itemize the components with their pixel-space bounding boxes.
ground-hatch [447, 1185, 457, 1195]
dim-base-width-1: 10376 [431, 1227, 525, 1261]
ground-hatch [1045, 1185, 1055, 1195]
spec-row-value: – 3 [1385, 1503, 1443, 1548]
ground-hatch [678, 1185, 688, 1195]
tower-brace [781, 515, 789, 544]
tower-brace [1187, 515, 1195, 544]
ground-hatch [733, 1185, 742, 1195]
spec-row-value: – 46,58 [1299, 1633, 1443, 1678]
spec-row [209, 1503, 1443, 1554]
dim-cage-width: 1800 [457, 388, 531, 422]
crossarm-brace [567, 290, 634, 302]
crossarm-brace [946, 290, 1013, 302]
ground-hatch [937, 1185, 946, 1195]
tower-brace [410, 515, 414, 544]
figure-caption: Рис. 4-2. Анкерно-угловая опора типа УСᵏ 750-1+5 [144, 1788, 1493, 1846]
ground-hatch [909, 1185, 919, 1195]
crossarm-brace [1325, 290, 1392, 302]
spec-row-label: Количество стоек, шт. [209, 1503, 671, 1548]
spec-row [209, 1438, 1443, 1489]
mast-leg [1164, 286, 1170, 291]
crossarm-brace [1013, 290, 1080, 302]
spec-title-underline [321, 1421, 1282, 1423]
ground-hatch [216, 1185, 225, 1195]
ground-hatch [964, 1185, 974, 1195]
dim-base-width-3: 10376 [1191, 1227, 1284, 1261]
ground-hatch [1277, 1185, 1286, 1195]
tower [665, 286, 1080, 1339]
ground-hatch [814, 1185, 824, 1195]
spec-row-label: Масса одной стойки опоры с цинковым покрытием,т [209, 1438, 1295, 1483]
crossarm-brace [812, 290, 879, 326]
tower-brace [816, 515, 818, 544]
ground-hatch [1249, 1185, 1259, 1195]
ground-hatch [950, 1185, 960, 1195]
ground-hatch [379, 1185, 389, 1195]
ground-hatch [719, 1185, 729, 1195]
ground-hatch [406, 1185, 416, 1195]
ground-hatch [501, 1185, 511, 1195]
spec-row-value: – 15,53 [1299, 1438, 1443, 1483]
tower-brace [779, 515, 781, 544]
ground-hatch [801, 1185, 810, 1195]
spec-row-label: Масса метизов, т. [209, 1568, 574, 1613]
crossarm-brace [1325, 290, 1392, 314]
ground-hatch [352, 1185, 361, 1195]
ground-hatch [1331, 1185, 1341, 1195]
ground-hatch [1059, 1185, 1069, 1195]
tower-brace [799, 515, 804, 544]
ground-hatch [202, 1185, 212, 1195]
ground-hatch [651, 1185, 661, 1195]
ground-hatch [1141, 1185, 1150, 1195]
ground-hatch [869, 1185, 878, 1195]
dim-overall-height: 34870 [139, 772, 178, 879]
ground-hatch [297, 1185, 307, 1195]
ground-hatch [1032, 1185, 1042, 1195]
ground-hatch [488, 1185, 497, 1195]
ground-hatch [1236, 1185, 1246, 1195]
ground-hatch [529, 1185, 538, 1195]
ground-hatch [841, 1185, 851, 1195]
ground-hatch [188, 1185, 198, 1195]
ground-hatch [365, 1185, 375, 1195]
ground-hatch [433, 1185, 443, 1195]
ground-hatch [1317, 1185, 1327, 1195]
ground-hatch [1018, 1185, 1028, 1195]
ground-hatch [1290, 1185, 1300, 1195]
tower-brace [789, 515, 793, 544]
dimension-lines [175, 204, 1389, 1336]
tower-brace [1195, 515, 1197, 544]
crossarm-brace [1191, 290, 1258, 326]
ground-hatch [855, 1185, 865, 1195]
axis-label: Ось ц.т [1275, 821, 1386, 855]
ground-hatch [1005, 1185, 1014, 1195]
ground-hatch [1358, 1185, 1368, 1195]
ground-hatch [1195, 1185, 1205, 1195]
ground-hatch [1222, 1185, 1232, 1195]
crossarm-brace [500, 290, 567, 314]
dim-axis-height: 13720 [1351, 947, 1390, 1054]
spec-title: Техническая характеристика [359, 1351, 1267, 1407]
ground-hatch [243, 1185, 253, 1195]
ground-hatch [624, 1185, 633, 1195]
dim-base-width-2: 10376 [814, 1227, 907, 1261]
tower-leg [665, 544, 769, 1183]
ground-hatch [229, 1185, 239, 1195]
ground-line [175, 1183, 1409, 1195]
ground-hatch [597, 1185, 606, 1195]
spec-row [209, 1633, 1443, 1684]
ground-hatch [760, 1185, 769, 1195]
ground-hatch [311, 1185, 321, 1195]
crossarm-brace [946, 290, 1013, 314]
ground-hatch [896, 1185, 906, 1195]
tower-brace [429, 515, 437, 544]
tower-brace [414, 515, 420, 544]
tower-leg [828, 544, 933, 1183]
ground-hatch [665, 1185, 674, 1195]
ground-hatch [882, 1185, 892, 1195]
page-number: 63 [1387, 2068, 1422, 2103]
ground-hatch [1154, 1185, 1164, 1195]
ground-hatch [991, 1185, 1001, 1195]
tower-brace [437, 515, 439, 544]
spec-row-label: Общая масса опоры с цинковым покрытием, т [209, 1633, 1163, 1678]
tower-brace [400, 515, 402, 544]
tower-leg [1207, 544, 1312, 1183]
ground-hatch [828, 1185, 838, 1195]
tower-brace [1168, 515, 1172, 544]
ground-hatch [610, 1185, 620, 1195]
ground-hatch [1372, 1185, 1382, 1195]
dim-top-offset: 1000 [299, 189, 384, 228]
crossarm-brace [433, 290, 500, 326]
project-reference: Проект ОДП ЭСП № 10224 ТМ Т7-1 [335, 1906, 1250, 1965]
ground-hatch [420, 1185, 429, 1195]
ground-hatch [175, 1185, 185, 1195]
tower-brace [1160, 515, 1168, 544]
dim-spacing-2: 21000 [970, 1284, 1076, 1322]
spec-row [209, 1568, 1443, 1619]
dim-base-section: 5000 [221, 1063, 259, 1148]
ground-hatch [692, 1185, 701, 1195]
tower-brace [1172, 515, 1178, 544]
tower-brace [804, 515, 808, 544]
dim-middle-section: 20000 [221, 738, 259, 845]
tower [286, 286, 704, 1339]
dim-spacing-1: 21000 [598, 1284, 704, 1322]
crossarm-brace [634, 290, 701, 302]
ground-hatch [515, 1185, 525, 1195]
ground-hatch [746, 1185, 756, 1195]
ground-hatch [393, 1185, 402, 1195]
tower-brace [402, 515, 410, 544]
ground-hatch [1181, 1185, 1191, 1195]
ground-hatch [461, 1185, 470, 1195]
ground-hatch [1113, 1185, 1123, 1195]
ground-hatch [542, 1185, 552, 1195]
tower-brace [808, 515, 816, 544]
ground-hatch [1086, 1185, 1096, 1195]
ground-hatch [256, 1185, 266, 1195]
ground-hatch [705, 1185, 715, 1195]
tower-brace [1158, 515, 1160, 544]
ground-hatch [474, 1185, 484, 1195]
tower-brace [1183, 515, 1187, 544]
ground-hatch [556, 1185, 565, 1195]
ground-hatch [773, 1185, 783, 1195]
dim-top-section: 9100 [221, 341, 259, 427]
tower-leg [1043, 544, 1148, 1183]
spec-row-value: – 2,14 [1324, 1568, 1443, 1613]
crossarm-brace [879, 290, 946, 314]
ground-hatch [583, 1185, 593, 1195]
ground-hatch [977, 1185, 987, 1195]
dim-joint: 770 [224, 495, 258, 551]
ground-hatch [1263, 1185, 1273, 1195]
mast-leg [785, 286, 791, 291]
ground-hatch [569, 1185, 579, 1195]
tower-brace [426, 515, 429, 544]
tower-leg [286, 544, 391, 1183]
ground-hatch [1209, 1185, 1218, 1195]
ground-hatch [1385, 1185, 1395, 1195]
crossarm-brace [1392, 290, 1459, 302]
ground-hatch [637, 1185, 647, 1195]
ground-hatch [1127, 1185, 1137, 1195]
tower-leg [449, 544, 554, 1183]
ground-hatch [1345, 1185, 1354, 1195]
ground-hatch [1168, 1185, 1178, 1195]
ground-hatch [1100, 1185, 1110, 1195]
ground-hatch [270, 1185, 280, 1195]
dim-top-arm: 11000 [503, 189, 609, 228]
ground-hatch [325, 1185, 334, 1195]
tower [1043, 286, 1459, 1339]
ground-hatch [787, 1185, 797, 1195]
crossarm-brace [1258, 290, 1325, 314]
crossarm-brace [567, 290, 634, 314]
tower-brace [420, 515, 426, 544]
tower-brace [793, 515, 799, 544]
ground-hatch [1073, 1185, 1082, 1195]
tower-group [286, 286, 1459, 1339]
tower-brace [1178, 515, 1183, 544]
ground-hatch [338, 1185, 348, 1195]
● ● ● ● ● ● ●
从条目的第一行开始，到包含“spec-title-underline [321, 1421, 1282, 1423]”的那一行结束，把这些行重写一遍，将“crossarm-brace”改名为“arm-brace”，其他内容保持不变。

itemize the components with their pixel-space bounding boxes.
ground-hatch [447, 1185, 457, 1195]
dim-base-width-1: 10376 [431, 1227, 525, 1261]
ground-hatch [1045, 1185, 1055, 1195]
spec-row-value: – 3 [1385, 1503, 1443, 1548]
ground-hatch [678, 1185, 688, 1195]
tower-brace [781, 515, 789, 544]
tower-brace [1187, 515, 1195, 544]
ground-hatch [733, 1185, 742, 1195]
spec-row-value: – 46,58 [1299, 1633, 1443, 1678]
spec-row [209, 1503, 1443, 1554]
dim-cage-width: 1800 [457, 388, 531, 422]
arm-brace [567, 290, 634, 302]
arm-brace [946, 290, 1013, 302]
ground-hatch [937, 1185, 946, 1195]
tower-brace [410, 515, 414, 544]
figure-caption: Рис. 4-2. Анкерно-угловая опора типа УСᵏ 750-1+5 [144, 1788, 1493, 1846]
ground-hatch [909, 1185, 919, 1195]
arm-brace [1325, 290, 1392, 302]
spec-row-label: Количество стоек, шт. [209, 1503, 671, 1548]
spec-row [209, 1438, 1443, 1489]
mast-leg [1164, 286, 1170, 291]
arm-brace [1013, 290, 1080, 302]
spec-title-underline [321, 1421, 1282, 1423]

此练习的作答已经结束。